* [Directions for this task]
Return all the data, word for word.
--------------------
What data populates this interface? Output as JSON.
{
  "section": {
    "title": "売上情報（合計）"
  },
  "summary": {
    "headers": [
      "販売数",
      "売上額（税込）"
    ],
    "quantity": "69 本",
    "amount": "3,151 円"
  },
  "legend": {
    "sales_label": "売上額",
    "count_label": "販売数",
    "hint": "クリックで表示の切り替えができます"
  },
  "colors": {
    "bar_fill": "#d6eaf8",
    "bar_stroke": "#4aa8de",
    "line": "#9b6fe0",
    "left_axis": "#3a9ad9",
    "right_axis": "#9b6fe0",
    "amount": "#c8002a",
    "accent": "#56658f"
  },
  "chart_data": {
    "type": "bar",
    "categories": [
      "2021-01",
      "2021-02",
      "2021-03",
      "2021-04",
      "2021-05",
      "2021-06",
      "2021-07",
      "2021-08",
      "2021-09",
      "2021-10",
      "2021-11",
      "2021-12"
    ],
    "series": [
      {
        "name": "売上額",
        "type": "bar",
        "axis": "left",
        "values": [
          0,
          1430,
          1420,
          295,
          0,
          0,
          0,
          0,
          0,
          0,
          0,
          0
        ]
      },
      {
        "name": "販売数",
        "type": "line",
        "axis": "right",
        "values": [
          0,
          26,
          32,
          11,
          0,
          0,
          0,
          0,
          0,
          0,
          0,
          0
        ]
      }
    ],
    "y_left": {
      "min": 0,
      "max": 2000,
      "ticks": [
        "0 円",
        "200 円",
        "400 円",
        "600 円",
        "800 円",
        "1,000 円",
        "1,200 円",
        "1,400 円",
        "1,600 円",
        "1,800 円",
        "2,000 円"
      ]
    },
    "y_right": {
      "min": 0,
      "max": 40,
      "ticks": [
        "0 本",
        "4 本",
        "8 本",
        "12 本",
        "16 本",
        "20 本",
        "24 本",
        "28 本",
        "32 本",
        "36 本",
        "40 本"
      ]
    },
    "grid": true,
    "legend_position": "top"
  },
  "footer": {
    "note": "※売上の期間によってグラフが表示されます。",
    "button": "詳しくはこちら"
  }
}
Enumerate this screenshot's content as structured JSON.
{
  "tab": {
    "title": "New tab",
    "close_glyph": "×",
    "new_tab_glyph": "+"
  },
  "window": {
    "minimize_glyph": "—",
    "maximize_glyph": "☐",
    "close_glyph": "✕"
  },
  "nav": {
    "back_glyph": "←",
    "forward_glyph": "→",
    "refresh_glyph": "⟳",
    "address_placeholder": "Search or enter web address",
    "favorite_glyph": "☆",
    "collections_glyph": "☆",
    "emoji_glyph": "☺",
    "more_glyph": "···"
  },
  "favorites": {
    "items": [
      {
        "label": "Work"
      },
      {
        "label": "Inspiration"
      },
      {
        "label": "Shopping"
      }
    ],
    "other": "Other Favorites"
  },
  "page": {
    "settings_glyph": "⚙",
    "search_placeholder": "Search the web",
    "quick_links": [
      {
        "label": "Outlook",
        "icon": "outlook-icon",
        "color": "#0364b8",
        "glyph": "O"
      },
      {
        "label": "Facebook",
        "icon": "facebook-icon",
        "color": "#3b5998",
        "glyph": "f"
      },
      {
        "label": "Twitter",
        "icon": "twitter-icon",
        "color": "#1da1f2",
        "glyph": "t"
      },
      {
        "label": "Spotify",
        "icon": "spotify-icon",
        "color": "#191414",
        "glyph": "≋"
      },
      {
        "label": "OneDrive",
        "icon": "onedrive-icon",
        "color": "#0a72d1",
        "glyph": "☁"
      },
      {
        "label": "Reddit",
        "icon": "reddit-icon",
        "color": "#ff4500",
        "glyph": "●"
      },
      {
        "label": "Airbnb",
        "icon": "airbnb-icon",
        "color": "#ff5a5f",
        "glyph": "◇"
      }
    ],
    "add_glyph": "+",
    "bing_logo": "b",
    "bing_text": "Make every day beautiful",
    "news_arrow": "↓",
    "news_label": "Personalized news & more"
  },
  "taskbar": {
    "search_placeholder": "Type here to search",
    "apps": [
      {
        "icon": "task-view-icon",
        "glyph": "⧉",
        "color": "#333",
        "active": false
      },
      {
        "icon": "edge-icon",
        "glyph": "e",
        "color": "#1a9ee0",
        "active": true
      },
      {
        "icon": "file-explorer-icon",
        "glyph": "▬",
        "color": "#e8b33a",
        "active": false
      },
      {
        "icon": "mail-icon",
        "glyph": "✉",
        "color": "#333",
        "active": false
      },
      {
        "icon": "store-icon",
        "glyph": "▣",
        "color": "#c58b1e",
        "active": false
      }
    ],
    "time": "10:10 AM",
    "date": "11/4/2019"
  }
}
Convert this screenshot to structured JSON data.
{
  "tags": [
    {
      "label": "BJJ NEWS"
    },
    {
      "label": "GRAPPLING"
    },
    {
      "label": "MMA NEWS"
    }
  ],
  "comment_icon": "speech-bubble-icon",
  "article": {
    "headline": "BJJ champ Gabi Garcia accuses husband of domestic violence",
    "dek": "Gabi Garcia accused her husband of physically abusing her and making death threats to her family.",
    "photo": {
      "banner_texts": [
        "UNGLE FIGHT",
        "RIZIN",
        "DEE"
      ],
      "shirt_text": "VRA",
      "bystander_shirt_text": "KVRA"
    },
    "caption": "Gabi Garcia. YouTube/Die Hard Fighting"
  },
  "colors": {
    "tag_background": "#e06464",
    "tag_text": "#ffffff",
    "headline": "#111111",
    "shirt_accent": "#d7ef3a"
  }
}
--------------------
* [Task response]
What data populates this interface? Output as JSON.
{
  "section": {
    "title": "売上情報（合計）"
  },
  "summary": {
    "headers": [
      "販売数",
      "売上額（税込）"
    ],
    "quantity": "69 本",
    "amount": "3,151 円"
  },
  "legend": {
    "sales_label": "売上額",
    "count_label": "販売数",
    "hint": "クリックで表示の切り替えができます"
  },
  "colors": {
    "bar_fill": "#d6eaf8",
    "bar_stroke": "#4aa8de",
    "line": "#9b6fe0",
    "left_axis": "#3a9ad9",
    "right_axis": "#9b6fe0",
    "amount": "#c8002a",
    "accent": "#56658f"
  },
  "chart_data": {
    "type": "bar",
    "categories": [
      "2021-01",
      "2021-02",
      "2021-03",
      "2021-04",
      "2021-05",
      "2021-06",
      "2021-07",
      "2021-08",
      "2021-09",
      "2021-10",
      "2021-11",
      "2021-12"
    ],
    "series": [
      {
        "name": "売上額",
        "type": "bar",
        "axis": "left",
        "values": [
          0,
          1430,
          1420,
          295,
          0,
          0,
          0,
          0,
          0,
          0,
          0,
          0
        ]
      },
      {
        "name": "販売数",
        "type": "line",
        "axis": "right",
        "values": [
          0,
          26,
          32,
          11,
          0,
          0,
          0,
          0,
          0,
          0,
          0,
          0
        ]
      }
    ],
    "y_left": {
      "min": 0,
      "max": 2000,
      "ticks": [
        "0 円",
        "200 円",
        "400 円",
        "600 円",
        "800 円",
        "1,000 円",
        "1,200 円",
        "1,400 円",
        "1,600 円",
        "1,800 円",
        "2,000 円"
      ]
    },
    "y_right": {
      "min": 0,
      "max": 40,
      "ticks": [
        "0 本",
        "4 本",
        "8 本",
        "12 本",
        "16 本",
        "20 本",
        "24 本",
        "28 本",
        "32 本",
        "36 本",
        "40 本"
      ]
    },
    "grid": true,
    "legend_position": "top"
  },
  "footer": {
    "note": "※売上の期間によってグラフが表示されます。",
    "button": "詳しくはこちら"
  }
}
Enumerate this screenshot's content as structured JSON.
{
  "tab": {
    "title": "New tab",
    "close_glyph": "×",
    "new_tab_glyph": "+"
  },
  "window": {
    "minimize_glyph": "—",
    "maximize_glyph": "☐",
    "close_glyph": "✕"
  },
  "nav": {
    "back_glyph": "←",
    "forward_glyph": "→",
    "refresh_glyph": "⟳",
    "address_placeholder": "Search or enter web address",
    "favorite_glyph": "☆",
    "collections_glyph": "☆",
    "emoji_glyph": "☺",
    "more_glyph": "···"
  },
  "favorites": {
    "items": [
      {
        "label": "Work"
      },
      {
        "label": "Inspiration"
      },
      {
        "label": "Shopping"
      }
    ],
    "other": "Other Favorites"
  },
  "page": {
    "settings_glyph": "⚙",
    "search_placeholder": "Search the web",
    "quick_links": [
      {
        "label": "Outlook",
        "icon": "outlook-icon",
        "color": "#0364b8",
        "glyph": "O"
      },
      {
        "label": "Facebook",
        "icon": "facebook-icon",
        "color": "#3b5998",
        "glyph": "f"
      },
      {
        "label": "Twitter",
        "icon": "twitter-icon",
        "color": "#1da1f2",
        "glyph": "t"
      },
      {
        "label": "Spotify",
        "icon": "spotify-icon",
        "color": "#191414",
        "glyph": "≋"
      },
      {
        "label": "OneDrive",
        "icon": "onedrive-icon",
        "color": "#0a72d1",
        "glyph": "☁"
      },
      {
        "label": "Reddit",
        "icon": "reddit-icon",
        "color": "#ff4500",
        "glyph": "●"
      },
      {
        "label": "Airbnb",
        "icon": "airbnb-icon",
        "color": "#ff5a5f",
        "glyph": "◇"
      }
    ],
    "add_glyph": "+",
    "bing_logo": "b",
    "bing_text": "Make every day beautiful",
    "news_arrow": "↓",
    "news_label": "Personalized news & more"
  },
  "taskbar": {
    "search_placeholder": "Type here to search",
    "apps": [
      {
        "icon": "task-view-icon",
        "glyph": "⧉",
        "color": "#333",
        "active": false
      },
      {
        "icon": "edge-icon",
        "glyph": "e",
        "color": "#1a9ee0",
        "active": true
      },
      {
        "icon": "file-explorer-icon",
        "glyph": "▬",
        "color": "#e8b33a",
        "active": false
      },
      {
        "icon": "mail-icon",
        "glyph": "✉",
        "color": "#333",
        "active": false
      },
      {
        "icon": "store-icon",
        "glyph": "▣",
        "color": "#c58b1e",
        "active": false
      }
    ],
    "time": "10:10 AM",
    "date": "11/4/2019"
  }
}
Convert this screenshot to structured JSON data.
{
  "tags": [
    {
      "label": "BJJ NEWS"
    },
    {
      "label": "GRAPPLING"
    },
    {
      "label": "MMA NEWS"
    }
  ],
  "comment_icon": "speech-bubble-icon",
  "article": {
    "headline": "BJJ champ Gabi Garcia accuses husband of domestic violence",
    "dek": "Gabi Garcia accused her husband of physically abusing her and making death threats to her family.",
    "photo": {
      "banner_texts": [
        "UNGLE FIGHT",
        "RIZIN",
        "DEE"
      ],
      "shirt_text": "VRA",
      "bystander_shirt_text": "KVRA"
    },
    "caption": "Gabi Garcia. YouTube/Die Hard Fighting"
  },
  "colors": {
    "tag_background": "#e06464",
    "tag_text": "#ffffff",
    "headline": "#111111",
    "shirt_accent": "#d7ef3a"
  }
}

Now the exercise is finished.